(TEXT SHOWN)
↓↓↓

Inside Switzerland's extraordinary medieval library
BBC | 03.02.2026 20:00
The Abbey Library of St Gallen is a Baroque hall of globes, manuscripts and curiosities that has survived, improbably, for 1,300 years.
The church bells were silent and much of the city was still asleep when I arrived at the doors of the abbey in St Gallen. The setting was as expected: a grand sermon in stone, with stark spires and arched windows, marbled cloisters, courtyards and broad steps beckoning visitors inside. Architecture has long been used to inspire faith – but this felt less like discovery than revelation.
Waiting inside was Albert Holenstein, a bespectacled historian in his 40s. He ushered me along an echoing corridor to an ornate Baroque doorway, beyond which lay a dimly lit room, its curtains pulled tight across rows of windows. Above the entrance, carved into a large Rococo pediment, was a Greek inscription in bold lettering. "Psyches Iatreion," it read. "Healing place of the soul," he whispered.

↑↑↑

(INFORMATION GIVEN)
↓↓↓

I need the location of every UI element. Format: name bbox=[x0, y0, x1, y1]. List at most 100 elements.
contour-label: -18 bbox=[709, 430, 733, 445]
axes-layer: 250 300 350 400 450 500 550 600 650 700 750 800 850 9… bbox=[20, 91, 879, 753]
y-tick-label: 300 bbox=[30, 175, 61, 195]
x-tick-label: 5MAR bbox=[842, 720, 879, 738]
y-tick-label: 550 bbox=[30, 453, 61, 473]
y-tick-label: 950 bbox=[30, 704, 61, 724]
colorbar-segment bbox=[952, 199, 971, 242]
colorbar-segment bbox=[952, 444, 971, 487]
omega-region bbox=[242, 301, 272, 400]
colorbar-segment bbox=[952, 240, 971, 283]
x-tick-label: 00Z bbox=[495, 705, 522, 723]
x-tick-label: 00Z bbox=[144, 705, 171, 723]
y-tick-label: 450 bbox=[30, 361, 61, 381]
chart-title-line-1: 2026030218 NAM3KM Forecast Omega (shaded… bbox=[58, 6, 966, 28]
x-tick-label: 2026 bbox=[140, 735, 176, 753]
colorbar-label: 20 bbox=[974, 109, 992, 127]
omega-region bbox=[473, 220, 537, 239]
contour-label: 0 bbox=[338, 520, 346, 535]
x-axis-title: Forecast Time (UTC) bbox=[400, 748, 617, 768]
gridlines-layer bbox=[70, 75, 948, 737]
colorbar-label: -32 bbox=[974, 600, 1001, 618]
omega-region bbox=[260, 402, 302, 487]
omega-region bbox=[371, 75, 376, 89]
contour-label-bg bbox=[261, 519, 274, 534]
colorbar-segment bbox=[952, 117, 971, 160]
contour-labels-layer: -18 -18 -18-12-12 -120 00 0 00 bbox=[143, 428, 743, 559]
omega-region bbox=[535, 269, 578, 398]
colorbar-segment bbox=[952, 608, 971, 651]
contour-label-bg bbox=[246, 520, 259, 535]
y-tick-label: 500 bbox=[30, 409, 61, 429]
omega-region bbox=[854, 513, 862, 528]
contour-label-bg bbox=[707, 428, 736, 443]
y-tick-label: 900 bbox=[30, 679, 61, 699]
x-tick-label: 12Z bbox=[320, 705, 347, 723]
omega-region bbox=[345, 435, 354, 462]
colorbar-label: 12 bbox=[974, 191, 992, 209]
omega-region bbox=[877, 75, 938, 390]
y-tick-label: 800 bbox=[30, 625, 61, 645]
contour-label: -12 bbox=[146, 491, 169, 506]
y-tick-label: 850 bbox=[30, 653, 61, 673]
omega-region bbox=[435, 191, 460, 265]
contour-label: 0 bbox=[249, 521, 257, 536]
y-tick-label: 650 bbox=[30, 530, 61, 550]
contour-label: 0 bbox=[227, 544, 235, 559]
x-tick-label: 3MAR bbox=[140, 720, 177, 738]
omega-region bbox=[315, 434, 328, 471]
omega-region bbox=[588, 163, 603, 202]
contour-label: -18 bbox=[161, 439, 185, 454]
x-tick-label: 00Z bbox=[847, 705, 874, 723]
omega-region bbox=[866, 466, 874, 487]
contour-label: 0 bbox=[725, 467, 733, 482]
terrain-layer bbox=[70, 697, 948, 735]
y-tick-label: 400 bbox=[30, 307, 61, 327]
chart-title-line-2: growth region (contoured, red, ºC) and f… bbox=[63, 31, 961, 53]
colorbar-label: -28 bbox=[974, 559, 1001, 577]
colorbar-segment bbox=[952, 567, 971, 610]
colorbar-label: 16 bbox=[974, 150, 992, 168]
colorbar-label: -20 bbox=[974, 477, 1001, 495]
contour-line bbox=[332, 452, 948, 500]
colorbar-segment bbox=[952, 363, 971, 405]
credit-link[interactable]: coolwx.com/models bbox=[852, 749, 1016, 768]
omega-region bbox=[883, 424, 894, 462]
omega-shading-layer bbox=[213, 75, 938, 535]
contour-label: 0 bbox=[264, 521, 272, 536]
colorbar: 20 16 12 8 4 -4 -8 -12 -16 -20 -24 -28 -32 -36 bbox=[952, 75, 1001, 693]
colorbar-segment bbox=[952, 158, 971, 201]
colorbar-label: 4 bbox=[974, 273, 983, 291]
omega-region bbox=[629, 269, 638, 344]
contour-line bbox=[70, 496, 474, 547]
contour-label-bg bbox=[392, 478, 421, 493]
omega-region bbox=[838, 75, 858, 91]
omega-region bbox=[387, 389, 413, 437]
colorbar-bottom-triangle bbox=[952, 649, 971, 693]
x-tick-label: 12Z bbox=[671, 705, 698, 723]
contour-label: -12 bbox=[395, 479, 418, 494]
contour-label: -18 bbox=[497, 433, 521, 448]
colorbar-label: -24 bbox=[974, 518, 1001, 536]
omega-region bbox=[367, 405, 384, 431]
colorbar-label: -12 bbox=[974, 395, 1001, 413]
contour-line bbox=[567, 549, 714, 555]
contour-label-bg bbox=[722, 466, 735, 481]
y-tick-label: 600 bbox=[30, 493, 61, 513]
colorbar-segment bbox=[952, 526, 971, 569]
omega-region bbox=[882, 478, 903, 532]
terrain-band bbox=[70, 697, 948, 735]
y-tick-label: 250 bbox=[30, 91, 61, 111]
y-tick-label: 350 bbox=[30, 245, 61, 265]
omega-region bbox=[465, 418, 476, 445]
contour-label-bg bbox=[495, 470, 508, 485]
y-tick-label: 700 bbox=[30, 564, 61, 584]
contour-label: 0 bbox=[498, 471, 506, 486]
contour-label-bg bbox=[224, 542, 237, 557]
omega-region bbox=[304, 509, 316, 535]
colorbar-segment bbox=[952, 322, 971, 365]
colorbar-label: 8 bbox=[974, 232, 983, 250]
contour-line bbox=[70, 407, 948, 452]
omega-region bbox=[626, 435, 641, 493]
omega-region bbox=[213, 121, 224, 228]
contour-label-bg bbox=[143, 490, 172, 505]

↑↑↑

(PROBLEM 1) Write out the part of the St Gallen library article above, starting at "Inside Switzerland's extraordinary" and ending at "for 1,300 years.".
(PROBLEM 2) Translate this sentence from the St Gallen library article into French: "Waiting inside was Albert Holenstein, a bespectacled historian in his 40s."

(CORRECT ANSWER 1)
Inside Switzerland's extraordinary medieval library
BBC | 03.02.2026 20:00
The Abbey Library of St Gallen is a Baroque hall of globes, manuscripts and curiosities that has survived, improbably, for 1,300 years.

(CORRECT ANSWER 2) À l'intérieur attendait Albert Holenstein, un historien à lunettes d'une quarantaine d'années.